• Data shown:
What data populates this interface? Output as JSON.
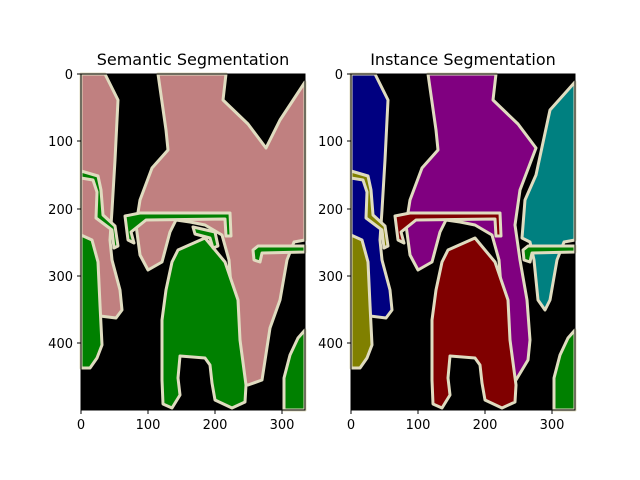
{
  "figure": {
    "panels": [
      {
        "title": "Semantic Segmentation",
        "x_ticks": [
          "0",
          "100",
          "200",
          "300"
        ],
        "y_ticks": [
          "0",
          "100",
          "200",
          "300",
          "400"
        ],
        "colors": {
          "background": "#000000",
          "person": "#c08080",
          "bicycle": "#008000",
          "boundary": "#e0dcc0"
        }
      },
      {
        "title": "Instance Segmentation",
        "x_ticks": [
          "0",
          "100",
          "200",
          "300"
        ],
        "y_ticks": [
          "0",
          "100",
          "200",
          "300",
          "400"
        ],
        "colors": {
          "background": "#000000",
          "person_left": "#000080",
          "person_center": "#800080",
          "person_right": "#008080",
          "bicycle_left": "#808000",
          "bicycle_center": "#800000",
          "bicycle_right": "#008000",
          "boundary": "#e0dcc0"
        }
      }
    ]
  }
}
...
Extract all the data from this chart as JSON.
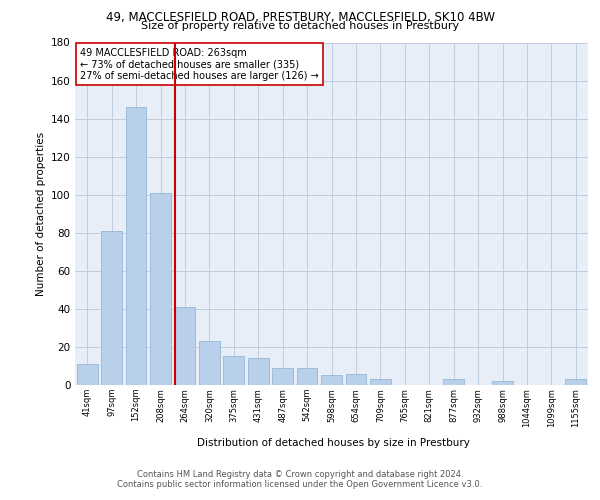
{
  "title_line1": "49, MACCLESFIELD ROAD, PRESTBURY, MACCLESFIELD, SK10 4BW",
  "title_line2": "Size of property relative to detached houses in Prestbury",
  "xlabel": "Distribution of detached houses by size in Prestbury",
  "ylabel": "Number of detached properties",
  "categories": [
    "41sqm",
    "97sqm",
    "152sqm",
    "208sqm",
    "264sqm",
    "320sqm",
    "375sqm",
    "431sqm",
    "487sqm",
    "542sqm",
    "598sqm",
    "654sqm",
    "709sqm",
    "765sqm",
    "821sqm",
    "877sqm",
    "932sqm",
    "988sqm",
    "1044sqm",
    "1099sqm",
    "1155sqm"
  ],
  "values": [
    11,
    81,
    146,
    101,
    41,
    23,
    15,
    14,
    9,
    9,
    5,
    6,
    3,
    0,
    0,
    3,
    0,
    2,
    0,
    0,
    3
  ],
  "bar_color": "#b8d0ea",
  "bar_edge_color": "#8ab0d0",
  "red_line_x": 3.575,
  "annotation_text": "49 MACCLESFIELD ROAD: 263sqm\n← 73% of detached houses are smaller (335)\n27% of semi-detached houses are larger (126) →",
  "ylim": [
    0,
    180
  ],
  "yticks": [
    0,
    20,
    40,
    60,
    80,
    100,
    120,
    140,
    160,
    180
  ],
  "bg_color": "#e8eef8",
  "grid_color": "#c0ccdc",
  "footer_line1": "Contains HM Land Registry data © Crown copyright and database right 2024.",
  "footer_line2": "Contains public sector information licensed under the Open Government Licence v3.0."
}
--
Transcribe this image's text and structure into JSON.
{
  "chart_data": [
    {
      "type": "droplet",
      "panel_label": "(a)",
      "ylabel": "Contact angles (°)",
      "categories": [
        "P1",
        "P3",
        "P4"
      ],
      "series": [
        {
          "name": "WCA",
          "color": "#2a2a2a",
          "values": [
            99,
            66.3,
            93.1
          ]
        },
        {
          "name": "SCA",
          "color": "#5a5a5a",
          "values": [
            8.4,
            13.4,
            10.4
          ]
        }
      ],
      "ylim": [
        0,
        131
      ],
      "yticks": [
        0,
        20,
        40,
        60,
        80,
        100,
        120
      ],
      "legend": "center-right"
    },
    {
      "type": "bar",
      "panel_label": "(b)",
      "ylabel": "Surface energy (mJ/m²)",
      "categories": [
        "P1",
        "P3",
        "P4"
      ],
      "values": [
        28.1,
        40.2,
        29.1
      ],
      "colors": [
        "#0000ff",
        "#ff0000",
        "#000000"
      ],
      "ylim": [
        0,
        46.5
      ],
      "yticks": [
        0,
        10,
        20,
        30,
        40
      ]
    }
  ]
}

• What you have to do: Pull out each line of the entries that contains "houses".

• Solved exercise:
  "title_line2": "Size of property relative to detached houses in Prestbury",
  "xlabel": "Distribution of detached houses by size in Prestbury",
  "annotation_text": "49 MACCLESFIELD ROAD: 263sqm\n← 73% of detached houses are smaller (335)\n27% of semi-detached houses are larger (126) →",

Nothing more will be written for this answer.